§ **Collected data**
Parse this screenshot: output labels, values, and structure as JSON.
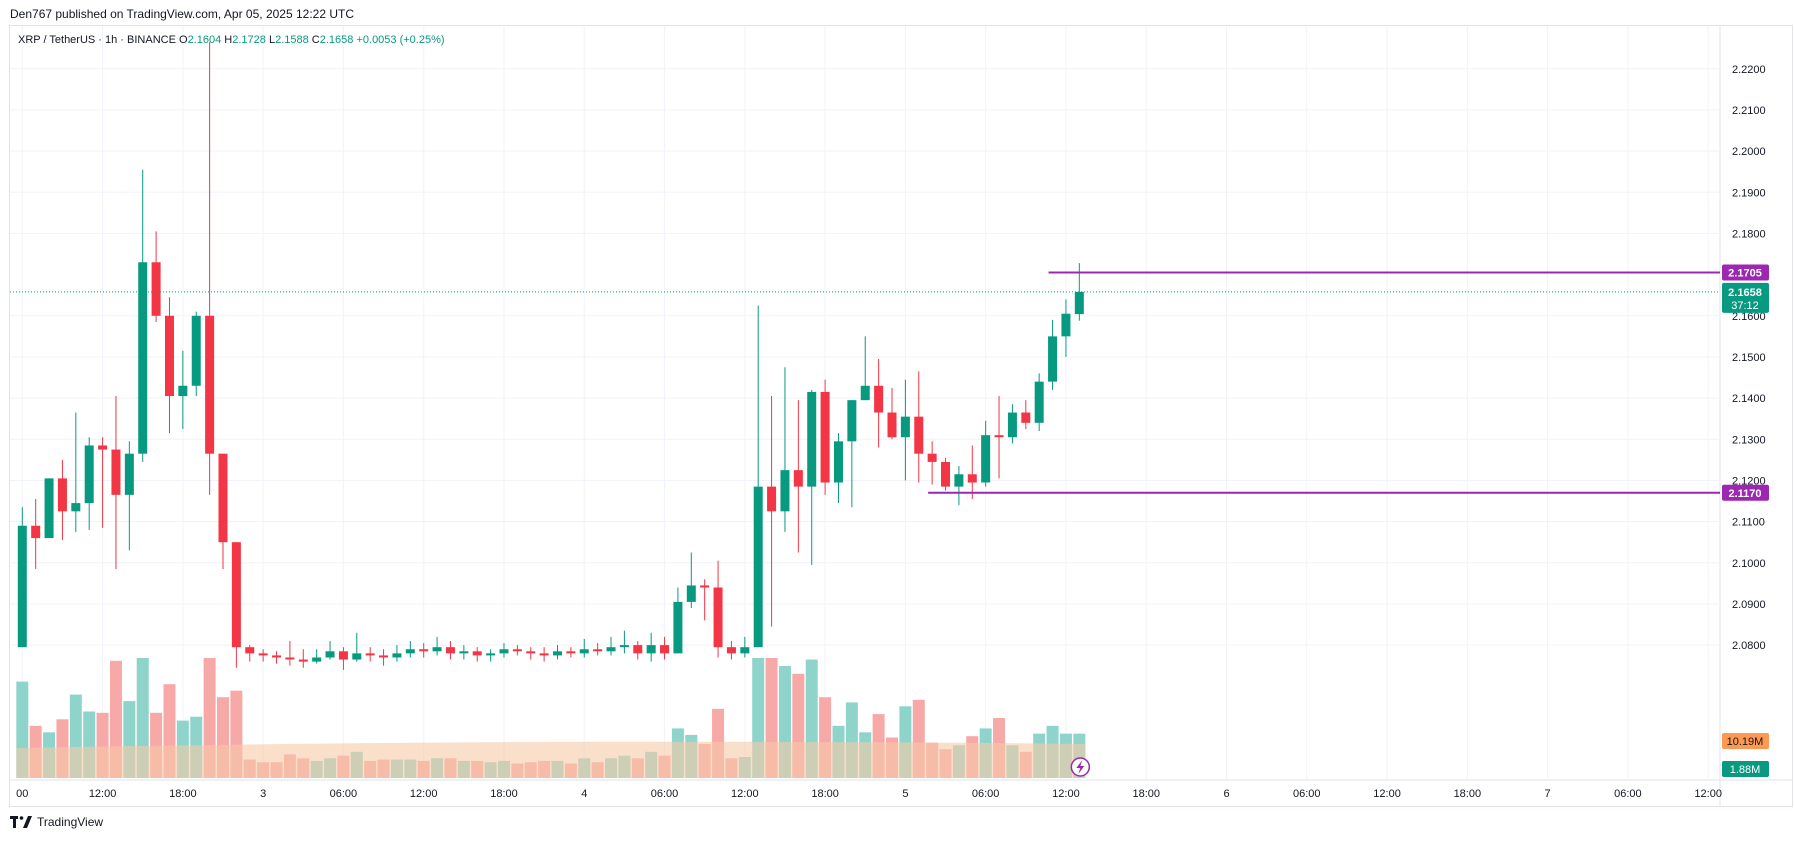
{
  "header": {
    "published": "Den767 published on TradingView.com, Apr 05, 2025 12:22 UTC"
  },
  "legend": {
    "symbol": "XRP / TetherUS · 1h · BINANCE",
    "o_label": "O",
    "o_value": "2.1604",
    "h_label": "H",
    "h_value": "2.1728",
    "l_label": "L",
    "l_value": "2.1588",
    "c_label": "C",
    "c_value": "2.1658",
    "change": "+0.0053 (+0.25%)"
  },
  "footer": {
    "brand": "TradingView"
  },
  "colors": {
    "up": "#089981",
    "down": "#f23645",
    "level": "#9c27b0",
    "volume_ma": "#f7c9a8",
    "vol_up": "#8fd4cb",
    "vol_down": "#f7a9a7",
    "vol_badge": "#ff9850"
  },
  "chart_data": {
    "type": "candlestick",
    "ylim": [
      2.0725,
      2.2265
    ],
    "y_ticks": [
      "2.2200",
      "2.2100",
      "2.2000",
      "2.1900",
      "2.1800",
      "2.1600",
      "2.1500",
      "2.1400",
      "2.1300",
      "2.1200",
      "2.1100",
      "2.1000",
      "2.0900",
      "2.0800"
    ],
    "x_ticks": [
      "00",
      "12:00",
      "18:00",
      "3",
      "06:00",
      "12:00",
      "18:00",
      "4",
      "06:00",
      "12:00",
      "18:00",
      "5",
      "06:00",
      "12:00",
      "18:00",
      "6",
      "06:00",
      "12:00",
      "18:00",
      "7",
      "06:00",
      "12:00"
    ],
    "x_tick_bar_index": [
      0,
      6,
      12,
      18,
      24,
      30,
      36,
      42,
      48,
      54,
      60,
      66,
      72,
      78,
      84,
      90,
      96,
      102,
      108,
      114,
      120,
      126
    ],
    "candles": [
      [
        2.0795,
        2.109,
        2.1135,
        2.0795
      ],
      [
        2.109,
        2.106,
        2.1155,
        2.0985
      ],
      [
        2.106,
        2.1205,
        2.1205,
        2.106
      ],
      [
        2.1205,
        2.1125,
        2.125,
        2.1055
      ],
      [
        2.1125,
        2.1145,
        2.1365,
        2.1075
      ],
      [
        2.1145,
        2.1285,
        2.1305,
        2.108
      ],
      [
        2.1285,
        2.1275,
        2.1305,
        2.1085
      ],
      [
        2.1275,
        2.1165,
        2.1405,
        2.0985
      ],
      [
        2.1165,
        2.1265,
        2.1295,
        2.103
      ],
      [
        2.1265,
        2.173,
        2.1955,
        2.1245
      ],
      [
        2.173,
        2.16,
        2.1805,
        2.1585
      ],
      [
        2.16,
        2.1405,
        2.1645,
        2.1315
      ],
      [
        2.1405,
        2.143,
        2.1515,
        2.1325
      ],
      [
        2.143,
        2.16,
        2.161,
        2.1405
      ],
      [
        2.16,
        2.1265,
        2.2265,
        2.1165
      ],
      [
        2.1265,
        2.105,
        2.1265,
        2.0985
      ],
      [
        2.105,
        2.0795,
        2.105,
        2.0745
      ],
      [
        2.0795,
        2.078,
        2.08,
        2.076
      ],
      [
        2.078,
        2.0775,
        2.079,
        2.076
      ],
      [
        2.0775,
        2.077,
        2.0785,
        2.0755
      ],
      [
        2.077,
        2.0765,
        2.081,
        2.075
      ],
      [
        2.0765,
        2.076,
        2.079,
        2.0745
      ],
      [
        2.076,
        2.077,
        2.079,
        2.0755
      ],
      [
        2.077,
        2.0785,
        2.081,
        2.0765
      ],
      [
        2.0785,
        2.0765,
        2.0795,
        2.074
      ],
      [
        2.0765,
        2.078,
        2.083,
        2.076
      ],
      [
        2.078,
        2.0775,
        2.0795,
        2.076
      ],
      [
        2.0775,
        2.077,
        2.079,
        2.075
      ],
      [
        2.077,
        2.078,
        2.08,
        2.076
      ],
      [
        2.078,
        2.079,
        2.081,
        2.077
      ],
      [
        2.079,
        2.0785,
        2.0805,
        2.077
      ],
      [
        2.0785,
        2.0795,
        2.082,
        2.0775
      ],
      [
        2.0795,
        2.078,
        2.081,
        2.0765
      ],
      [
        2.078,
        2.0785,
        2.08,
        2.0765
      ],
      [
        2.0785,
        2.0775,
        2.0795,
        2.076
      ],
      [
        2.0775,
        2.078,
        2.079,
        2.076
      ],
      [
        2.078,
        2.079,
        2.0805,
        2.077
      ],
      [
        2.079,
        2.0785,
        2.08,
        2.0775
      ],
      [
        2.0785,
        2.078,
        2.0795,
        2.0765
      ],
      [
        2.078,
        2.0775,
        2.0795,
        2.076
      ],
      [
        2.0775,
        2.0785,
        2.08,
        2.0765
      ],
      [
        2.0785,
        2.078,
        2.0795,
        2.077
      ],
      [
        2.078,
        2.079,
        2.0815,
        2.077
      ],
      [
        2.079,
        2.0785,
        2.0805,
        2.0775
      ],
      [
        2.0785,
        2.0795,
        2.082,
        2.0775
      ],
      [
        2.0795,
        2.08,
        2.0835,
        2.078
      ],
      [
        2.08,
        2.078,
        2.081,
        2.0765
      ],
      [
        2.078,
        2.08,
        2.083,
        2.076
      ],
      [
        2.08,
        2.078,
        2.082,
        2.0765
      ],
      [
        2.078,
        2.0905,
        2.094,
        2.078
      ],
      [
        2.0905,
        2.0945,
        2.1025,
        2.089
      ],
      [
        2.0945,
        2.094,
        2.096,
        2.086
      ],
      [
        2.094,
        2.0795,
        2.1005,
        2.077
      ],
      [
        2.0795,
        2.078,
        2.081,
        2.0765
      ],
      [
        2.078,
        2.0795,
        2.082,
        2.077
      ],
      [
        2.0795,
        2.1185,
        2.1625,
        2.0795
      ],
      [
        2.1185,
        2.1125,
        2.1405,
        2.0845
      ],
      [
        2.1125,
        2.1225,
        2.1475,
        2.1075
      ],
      [
        2.1225,
        2.1185,
        2.1395,
        2.1025
      ],
      [
        2.1185,
        2.1415,
        2.142,
        2.0995
      ],
      [
        2.1415,
        2.1195,
        2.1445,
        2.1165
      ],
      [
        2.1195,
        2.1295,
        2.1315,
        2.1145
      ],
      [
        2.1295,
        2.1395,
        2.1395,
        2.1135
      ],
      [
        2.1395,
        2.143,
        2.155,
        2.1405
      ],
      [
        2.143,
        2.1365,
        2.1495,
        2.128
      ],
      [
        2.1365,
        2.1305,
        2.1425,
        2.13
      ],
      [
        2.1305,
        2.1355,
        2.1445,
        2.12
      ],
      [
        2.1355,
        2.1265,
        2.1465,
        2.1195
      ],
      [
        2.1265,
        2.1245,
        2.1295,
        2.119
      ],
      [
        2.1245,
        2.1185,
        2.1255,
        2.1175
      ],
      [
        2.1185,
        2.1215,
        2.1235,
        2.114
      ],
      [
        2.1215,
        2.1195,
        2.1285,
        2.1155
      ],
      [
        2.1195,
        2.131,
        2.1345,
        2.1185
      ],
      [
        2.131,
        2.1305,
        2.1405,
        2.1205
      ],
      [
        2.1305,
        2.1365,
        2.1385,
        2.129
      ],
      [
        2.1365,
        2.134,
        2.1395,
        2.1325
      ],
      [
        2.134,
        2.144,
        2.146,
        2.132
      ],
      [
        2.144,
        2.155,
        2.159,
        2.142
      ],
      [
        2.155,
        2.1605,
        2.164,
        2.15
      ],
      [
        2.1604,
        2.1658,
        2.1728,
        2.1588
      ]
    ],
    "volume_label": "10.19M",
    "volume_ma_label": "1.88M",
    "level_high": {
      "value": 2.1705,
      "label": "2.1705",
      "from_bar": 77
    },
    "level_low": {
      "value": 2.117,
      "label": "2.1170",
      "from_bar": 68
    },
    "last_price": {
      "value": 2.1658,
      "label": "2.1658",
      "countdown": "37:12"
    }
  }
}
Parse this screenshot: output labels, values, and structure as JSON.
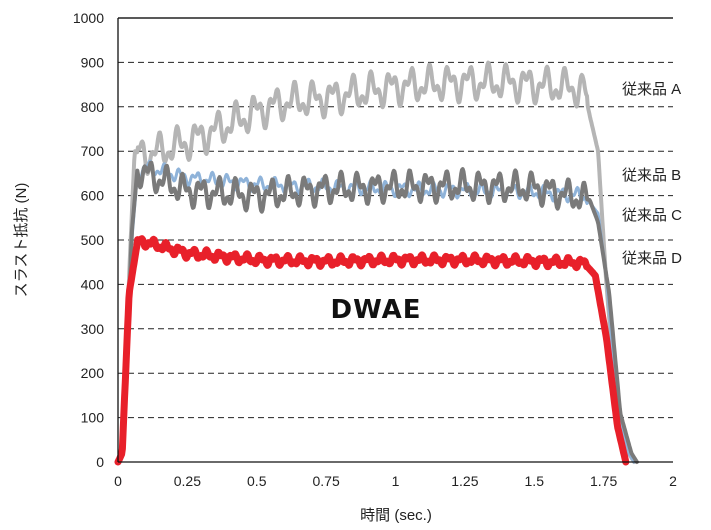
{
  "chart_data": {
    "type": "line",
    "xlabel": "時間 (sec.)",
    "ylabel": "スラスト抵抗 (N)",
    "xlim": [
      0,
      2
    ],
    "ylim": [
      0,
      1000
    ],
    "x_ticks": [
      "0",
      "0.25",
      "0.5",
      "0.75",
      "1",
      "1.25",
      "1.5",
      "1.75",
      "2"
    ],
    "y_ticks": [
      "0",
      "100",
      "200",
      "300",
      "400",
      "500",
      "600",
      "700",
      "800",
      "900",
      "1000"
    ],
    "grid": "dashed horizontal",
    "series": [
      {
        "name": "従来品 A",
        "color": "#b5b5b5",
        "points": [
          [
            0,
            0
          ],
          [
            0.02,
            30
          ],
          [
            0.04,
            420
          ],
          [
            0.06,
            700
          ],
          [
            0.1,
            690
          ],
          [
            0.25,
            720
          ],
          [
            0.4,
            760
          ],
          [
            0.5,
            790
          ],
          [
            0.6,
            810
          ],
          [
            0.75,
            820
          ],
          [
            0.9,
            835
          ],
          [
            1.0,
            845
          ],
          [
            1.1,
            850
          ],
          [
            1.25,
            855
          ],
          [
            1.4,
            855
          ],
          [
            1.5,
            850
          ],
          [
            1.6,
            845
          ],
          [
            1.68,
            840
          ],
          [
            1.7,
            780
          ],
          [
            1.73,
            700
          ],
          [
            1.76,
            400
          ],
          [
            1.8,
            100
          ],
          [
            1.84,
            20
          ],
          [
            1.86,
            0
          ]
        ]
      },
      {
        "name": "従来品 B",
        "color": "#8fb3d9",
        "points": [
          [
            0,
            0
          ],
          [
            0.02,
            30
          ],
          [
            0.05,
            500
          ],
          [
            0.07,
            650
          ],
          [
            0.1,
            665
          ],
          [
            0.25,
            640
          ],
          [
            0.5,
            625
          ],
          [
            0.75,
            620
          ],
          [
            1.0,
            615
          ],
          [
            1.25,
            612
          ],
          [
            1.5,
            608
          ],
          [
            1.68,
            600
          ],
          [
            1.73,
            560
          ],
          [
            1.76,
            420
          ],
          [
            1.8,
            120
          ],
          [
            1.84,
            20
          ],
          [
            1.86,
            0
          ]
        ]
      },
      {
        "name": "従来品 C",
        "color": "#7a7a7a",
        "points": [
          [
            0,
            0
          ],
          [
            0.02,
            30
          ],
          [
            0.05,
            520
          ],
          [
            0.07,
            660
          ],
          [
            0.1,
            650
          ],
          [
            0.25,
            610
          ],
          [
            0.5,
            600
          ],
          [
            0.75,
            615
          ],
          [
            1.0,
            620
          ],
          [
            1.25,
            622
          ],
          [
            1.5,
            618
          ],
          [
            1.7,
            590
          ],
          [
            1.73,
            540
          ],
          [
            1.77,
            380
          ],
          [
            1.81,
            110
          ],
          [
            1.85,
            20
          ],
          [
            1.87,
            0
          ]
        ]
      },
      {
        "name": "従来品 D",
        "color": "#e8202a",
        "points": [
          [
            0,
            0
          ],
          [
            0.015,
            20
          ],
          [
            0.04,
            380
          ],
          [
            0.07,
            495
          ],
          [
            0.1,
            495
          ],
          [
            0.25,
            470
          ],
          [
            0.5,
            455
          ],
          [
            0.75,
            452
          ],
          [
            1.0,
            455
          ],
          [
            1.25,
            455
          ],
          [
            1.5,
            452
          ],
          [
            1.68,
            448
          ],
          [
            1.72,
            420
          ],
          [
            1.76,
            280
          ],
          [
            1.8,
            80
          ],
          [
            1.83,
            0
          ]
        ]
      }
    ],
    "legend_labels": [
      "従来品 A",
      "従来品 B",
      "従来品 C",
      "従来品 D"
    ],
    "annotations": [
      {
        "text": "DWAE"
      }
    ]
  }
}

§ **Short exercise**
Out of the records, collect only those lines that contain the string "name".

§ **The completed task**
        "name": "従来品 A",
        "name": "従来品 B",
        "name": "従来品 C",
        "name": "従来品 D",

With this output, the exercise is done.